▸ **What is expected**
Copy the records below exactly, leaving out every picture.
══ Provided material
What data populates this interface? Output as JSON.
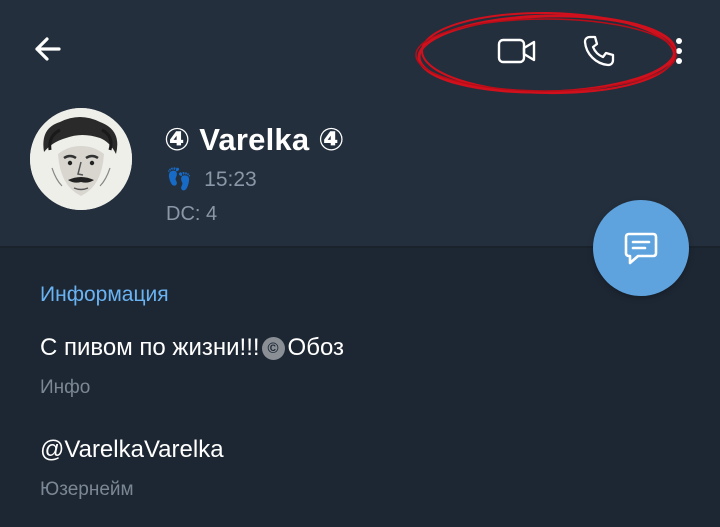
{
  "header": {
    "back_icon": "arrow-left-icon",
    "video_icon": "video-camera-icon",
    "call_icon": "phone-icon",
    "more_icon": "more-vertical-icon",
    "annotation_color": "#d0101c"
  },
  "profile": {
    "name": "④ Varelka ④",
    "status_emoji": "👣",
    "status_time": "15:23",
    "dc": "DC: 4"
  },
  "fab": {
    "icon": "message-icon",
    "color": "#5ea3de"
  },
  "info": {
    "section_title": "Информация",
    "bio_before": "С пивом по жизни!!!",
    "bio_mark": "©",
    "bio_after": "Обоз",
    "bio_label": "Инфо",
    "username": "@VarelkaVarelka",
    "username_label": "Юзернейм"
  },
  "colors": {
    "background": "#1d2733",
    "header_background": "#242f3d",
    "accent": "#6ab3f3",
    "secondary_text": "#7b8794"
  }
}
════
▸ **Task result**
What data populates this interface? Output as JSON.
{
  "header": {
    "back_icon": "arrow-left-icon",
    "video_icon": "video-camera-icon",
    "call_icon": "phone-icon",
    "more_icon": "more-vertical-icon",
    "annotation_color": "#d0101c"
  },
  "profile": {
    "name": "④ Varelka ④",
    "status_emoji": "👣",
    "status_time": "15:23",
    "dc": "DC: 4"
  },
  "fab": {
    "icon": "message-icon",
    "color": "#5ea3de"
  },
  "info": {
    "section_title": "Информация",
    "bio_before": "С пивом по жизни!!!",
    "bio_mark": "©",
    "bio_after": "Обоз",
    "bio_label": "Инфо",
    "username": "@VarelkaVarelka",
    "username_label": "Юзернейм"
  },
  "colors": {
    "background": "#1d2733",
    "header_background": "#242f3d",
    "accent": "#6ab3f3",
    "secondary_text": "#7b8794"
  }
}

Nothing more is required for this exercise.